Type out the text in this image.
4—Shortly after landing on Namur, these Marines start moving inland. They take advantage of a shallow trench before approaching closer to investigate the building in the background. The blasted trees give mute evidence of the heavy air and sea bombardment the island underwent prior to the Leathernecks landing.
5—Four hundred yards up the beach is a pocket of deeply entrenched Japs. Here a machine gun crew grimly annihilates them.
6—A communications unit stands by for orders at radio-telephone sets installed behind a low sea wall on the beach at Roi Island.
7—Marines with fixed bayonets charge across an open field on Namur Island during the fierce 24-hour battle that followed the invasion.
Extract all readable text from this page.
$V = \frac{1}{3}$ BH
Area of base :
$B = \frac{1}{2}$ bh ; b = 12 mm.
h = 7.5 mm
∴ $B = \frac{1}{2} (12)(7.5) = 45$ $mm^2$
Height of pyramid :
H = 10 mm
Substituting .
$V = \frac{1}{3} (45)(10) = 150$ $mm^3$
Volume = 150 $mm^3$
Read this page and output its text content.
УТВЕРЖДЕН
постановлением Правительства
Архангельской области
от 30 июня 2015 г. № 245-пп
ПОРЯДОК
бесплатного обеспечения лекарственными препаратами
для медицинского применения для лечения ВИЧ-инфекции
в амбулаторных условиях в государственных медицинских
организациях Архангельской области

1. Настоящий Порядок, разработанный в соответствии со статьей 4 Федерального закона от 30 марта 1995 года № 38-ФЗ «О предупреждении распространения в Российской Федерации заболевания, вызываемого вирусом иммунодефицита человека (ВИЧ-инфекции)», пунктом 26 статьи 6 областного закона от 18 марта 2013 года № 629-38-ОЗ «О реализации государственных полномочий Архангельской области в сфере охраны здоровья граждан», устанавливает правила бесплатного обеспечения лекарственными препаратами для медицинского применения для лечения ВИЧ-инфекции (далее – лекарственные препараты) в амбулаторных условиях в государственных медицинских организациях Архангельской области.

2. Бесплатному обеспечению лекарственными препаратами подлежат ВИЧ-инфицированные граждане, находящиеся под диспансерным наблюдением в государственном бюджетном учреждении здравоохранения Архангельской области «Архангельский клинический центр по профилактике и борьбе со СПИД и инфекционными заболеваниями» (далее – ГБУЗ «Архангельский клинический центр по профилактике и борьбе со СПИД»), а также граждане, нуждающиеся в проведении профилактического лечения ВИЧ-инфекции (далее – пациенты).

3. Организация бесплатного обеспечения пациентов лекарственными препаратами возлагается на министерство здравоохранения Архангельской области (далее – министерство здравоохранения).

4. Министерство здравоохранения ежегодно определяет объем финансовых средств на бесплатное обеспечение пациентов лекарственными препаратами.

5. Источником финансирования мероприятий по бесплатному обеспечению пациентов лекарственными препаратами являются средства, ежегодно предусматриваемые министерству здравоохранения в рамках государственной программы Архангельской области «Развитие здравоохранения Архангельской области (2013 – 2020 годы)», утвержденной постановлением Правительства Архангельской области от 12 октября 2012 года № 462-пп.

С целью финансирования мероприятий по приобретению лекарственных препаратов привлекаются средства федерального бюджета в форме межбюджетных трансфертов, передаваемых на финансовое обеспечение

▬▬▬

» **Directions for this task**:
Copy out each line exactly.

» **Worked answer**:
Type out the text in this image.
4—Shortly after landing on Namur, these Marines start moving inland. They take advantage of a shallow trench before approaching closer to investigate the building in the background. The blasted trees give mute evidence of the heavy air and sea bombardment the island underwent prior to the Leathernecks landing.
5—Four hundred yards up the beach is a pocket of deeply entrenched Japs. Here a machine gun crew grimly annihilates them.
6—A communications unit stands by for orders at radio-telephone sets installed behind a low sea wall on the beach at Roi Island.
7—Marines with fixed bayonets charge across an open field on Namur Island during the fierce 24-hour battle that followed the invasion.
Extract all readable text from this page.
$V = \frac{1}{3}$ BH
Area of base :
$B = \frac{1}{2}$ bh ; b = 12 mm.
h = 7.5 mm
∴ $B = \frac{1}{2} (12)(7.5) = 45$ $mm^2$
Height of pyramid :
H = 10 mm
Substituting .
$V = \frac{1}{3} (45)(10) = 150$ $mm^3$
Volume = 150 $mm^3$
Read this page and output its text content.
УТВЕРЖДЕН
постановлением Правительства
Архангельской области
от 30 июня 2015 г. № 245-пп
ПОРЯДОК
бесплатного обеспечения лекарственными препаратами
для медицинского применения для лечения ВИЧ-инфекции
в амбулаторных условиях в государственных медицинских
организациях Архангельской области

1. Настоящий Порядок, разработанный в соответствии со статьей 4 Федерального закона от 30 марта 1995 года № 38-ФЗ «О предупреждении распространения в Российской Федерации заболевания, вызываемого вирусом иммунодефицита человека (ВИЧ-инфекции)», пунктом 26 статьи 6 областного закона от 18 марта 2013 года № 629-38-ОЗ «О реализации государственных полномочий Архангельской области в сфере охраны здоровья граждан», устанавливает правила бесплатного обеспечения лекарственными препаратами для медицинского применения для лечения ВИЧ-инфекции (далее – лекарственные препараты) в амбулаторных условиях в государственных медицинских организациях Архангельской области.

2. Бесплатному обеспечению лекарственными препаратами подлежат ВИЧ-инфицированные граждане, находящиеся под диспансерным наблюдением в государственном бюджетном учреждении здравоохранения Архангельской области «Архангельский клинический центр по профилактике и борьбе со СПИД и инфекционными заболеваниями» (далее – ГБУЗ «Архангельский клинический центр по профилактике и борьбе со СПИД»), а также граждане, нуждающиеся в проведении профилактического лечения ВИЧ-инфекции (далее – пациенты).

3. Организация бесплатного обеспечения пациентов лекарственными препаратами возлагается на министерство здравоохранения Архангельской области (далее – министерство здравоохранения).

4. Министерство здравоохранения ежегодно определяет объем финансовых средств на бесплатное обеспечение пациентов лекарственными препаратами.

5. Источником финансирования мероприятий по бесплатному обеспечению пациентов лекарственными препаратами являются средства, ежегодно предусматриваемые министерству здравоохранения в рамках государственной программы Архангельской области «Развитие здравоохранения Архангельской области (2013 – 2020 годы)», утвержденной постановлением Правительства Архангельской области от 12 октября 2012 года № 462-пп.

С целью финансирования мероприятий по приобретению лекарственных препаратов привлекаются средства федерального бюджета в форме межбюджетных трансфертов, передаваемых на финансовое обеспечение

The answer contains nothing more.